_Tarefas a cumprir:_
**A.** Retorne, sem alterações, a parte do texto sobre a notícia-crime contra Nikolas Ferreira que começa em "Em publicação nas" e vai até "preservação de provas.".
**B.** No texto sobre a notícia-crime contra Nikolas Ferreira, a qual ministro do STF a representação foi encaminhada?

_Trecho do texto:_
┌──
A deputada federal Erika Hilton (PSOL-SP) protocolou neste domingo (23) uma notícia-crime no Supremo Tribunal Federal (STF) contra o deputado Nikolas Ferreira (PL-MG). A representação, encaminhada ao ministro Alexandre de Moraes, aponta possível descumprimento de decisão judicial durante visita do parlamentar ao ex-presidente Jair Bolsonaro, que cumpre prisão cautelar domiciliar desde agosto.
A denúncia se baseia em imagens divulgadas pela Rede Globo que mostram Nikolas utilizando o próprio celular na residência do ex-presidente, na sexta-feira (21). De acordo com Hilton, o ato viola determinação da petição PET 14.129/DF, que proíbe o uso de celulares por terceiros na presença de Bolsonaro. “O uso do aparelho, nestas condições, desobedece expressamente a determinação judicial”, afirmou a deputada.
Em publicação nas redes sociais, Erika Hilton também associou o comportamento do deputado a uma possível colaboração em tentativa de fuga do ex-presidente, ocorrida na mesma data. “A conduta descumpre ordem judicial e aponta para possível instigação ou auxílio ao plano de evasão”, disse. Ela pede ainda que o STF determine a busca e apreensão do celular de Nikolas para preservação de provas.
└──
_Entradas do conjunto de dados:_
┌──
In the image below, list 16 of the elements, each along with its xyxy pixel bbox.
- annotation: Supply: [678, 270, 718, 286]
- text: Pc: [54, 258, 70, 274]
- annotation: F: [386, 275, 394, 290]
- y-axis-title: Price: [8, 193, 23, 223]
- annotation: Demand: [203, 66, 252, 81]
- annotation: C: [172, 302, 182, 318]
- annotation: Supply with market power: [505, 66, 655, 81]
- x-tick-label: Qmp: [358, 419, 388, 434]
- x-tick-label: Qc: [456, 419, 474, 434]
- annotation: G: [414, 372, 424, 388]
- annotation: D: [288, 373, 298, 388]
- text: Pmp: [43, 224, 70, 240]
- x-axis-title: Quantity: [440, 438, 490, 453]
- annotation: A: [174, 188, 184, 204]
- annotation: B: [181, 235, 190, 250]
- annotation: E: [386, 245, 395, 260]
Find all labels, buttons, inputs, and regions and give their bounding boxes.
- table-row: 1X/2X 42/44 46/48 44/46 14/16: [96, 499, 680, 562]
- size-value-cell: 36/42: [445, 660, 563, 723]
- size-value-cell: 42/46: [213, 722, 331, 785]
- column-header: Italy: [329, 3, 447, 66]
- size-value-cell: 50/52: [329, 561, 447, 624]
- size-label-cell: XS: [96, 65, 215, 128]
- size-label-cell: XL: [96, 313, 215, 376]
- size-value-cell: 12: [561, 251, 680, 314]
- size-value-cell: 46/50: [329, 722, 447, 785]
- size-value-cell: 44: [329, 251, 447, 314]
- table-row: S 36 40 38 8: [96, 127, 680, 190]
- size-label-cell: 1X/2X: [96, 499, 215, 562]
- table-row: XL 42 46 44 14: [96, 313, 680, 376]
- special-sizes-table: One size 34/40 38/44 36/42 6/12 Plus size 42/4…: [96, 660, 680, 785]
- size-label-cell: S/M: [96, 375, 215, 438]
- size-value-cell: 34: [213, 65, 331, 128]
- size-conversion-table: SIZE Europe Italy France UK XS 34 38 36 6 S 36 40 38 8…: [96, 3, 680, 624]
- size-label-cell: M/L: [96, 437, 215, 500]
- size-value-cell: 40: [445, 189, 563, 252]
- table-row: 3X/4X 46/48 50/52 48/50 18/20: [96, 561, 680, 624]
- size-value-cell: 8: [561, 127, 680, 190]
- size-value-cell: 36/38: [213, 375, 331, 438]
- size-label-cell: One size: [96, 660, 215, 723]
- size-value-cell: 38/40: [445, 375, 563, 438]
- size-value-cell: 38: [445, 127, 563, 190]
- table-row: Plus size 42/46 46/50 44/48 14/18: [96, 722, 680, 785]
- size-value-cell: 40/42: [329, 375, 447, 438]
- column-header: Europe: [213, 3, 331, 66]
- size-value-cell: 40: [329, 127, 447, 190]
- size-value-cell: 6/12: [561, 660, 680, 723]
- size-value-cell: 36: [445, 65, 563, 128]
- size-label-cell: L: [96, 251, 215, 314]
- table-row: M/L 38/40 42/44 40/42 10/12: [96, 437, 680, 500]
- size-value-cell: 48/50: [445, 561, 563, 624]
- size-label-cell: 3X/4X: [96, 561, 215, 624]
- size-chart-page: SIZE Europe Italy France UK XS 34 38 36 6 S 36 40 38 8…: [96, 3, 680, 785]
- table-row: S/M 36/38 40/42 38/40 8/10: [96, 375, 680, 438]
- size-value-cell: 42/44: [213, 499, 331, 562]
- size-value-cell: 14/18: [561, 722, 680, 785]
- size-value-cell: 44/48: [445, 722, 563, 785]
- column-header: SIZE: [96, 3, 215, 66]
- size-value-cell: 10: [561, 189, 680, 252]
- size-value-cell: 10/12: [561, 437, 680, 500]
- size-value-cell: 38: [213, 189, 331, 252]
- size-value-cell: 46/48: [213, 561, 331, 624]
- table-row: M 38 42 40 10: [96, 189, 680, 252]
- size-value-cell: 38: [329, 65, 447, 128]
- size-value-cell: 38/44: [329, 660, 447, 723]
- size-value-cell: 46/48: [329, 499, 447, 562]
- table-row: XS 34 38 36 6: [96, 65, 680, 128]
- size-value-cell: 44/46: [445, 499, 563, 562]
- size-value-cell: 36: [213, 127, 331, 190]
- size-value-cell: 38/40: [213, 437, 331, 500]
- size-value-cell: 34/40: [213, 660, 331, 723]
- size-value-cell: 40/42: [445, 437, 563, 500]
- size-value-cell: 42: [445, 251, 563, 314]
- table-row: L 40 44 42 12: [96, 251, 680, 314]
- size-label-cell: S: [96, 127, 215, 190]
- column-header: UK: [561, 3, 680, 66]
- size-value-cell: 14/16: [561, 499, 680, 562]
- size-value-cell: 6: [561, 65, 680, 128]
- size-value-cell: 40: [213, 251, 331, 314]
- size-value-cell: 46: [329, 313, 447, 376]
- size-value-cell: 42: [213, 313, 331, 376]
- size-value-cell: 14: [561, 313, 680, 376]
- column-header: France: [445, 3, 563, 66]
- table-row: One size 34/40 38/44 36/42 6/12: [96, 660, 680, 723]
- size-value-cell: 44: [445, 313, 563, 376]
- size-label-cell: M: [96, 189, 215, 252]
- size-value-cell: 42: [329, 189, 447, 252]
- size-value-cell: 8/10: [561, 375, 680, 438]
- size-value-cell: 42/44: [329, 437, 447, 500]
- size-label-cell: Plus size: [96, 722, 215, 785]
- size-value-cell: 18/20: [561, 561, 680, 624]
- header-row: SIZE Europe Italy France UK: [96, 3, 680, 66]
└──
_Respostas em ordem:_
**A.**
Em publicação nas redes sociais, Erika Hilton também associou o comportamento do deputado a uma possível colaboração em tentativa de fuga do ex-presidente, ocorrida na mesma data. “A conduta descumpre ordem judicial e aponta para possível instigação ou auxílio ao plano de evasão”, disse. Ela pede ainda que o STF determine a busca e apreensão do celular de Nikolas para preservação de provas.

**B.** Alexandre de Moraes.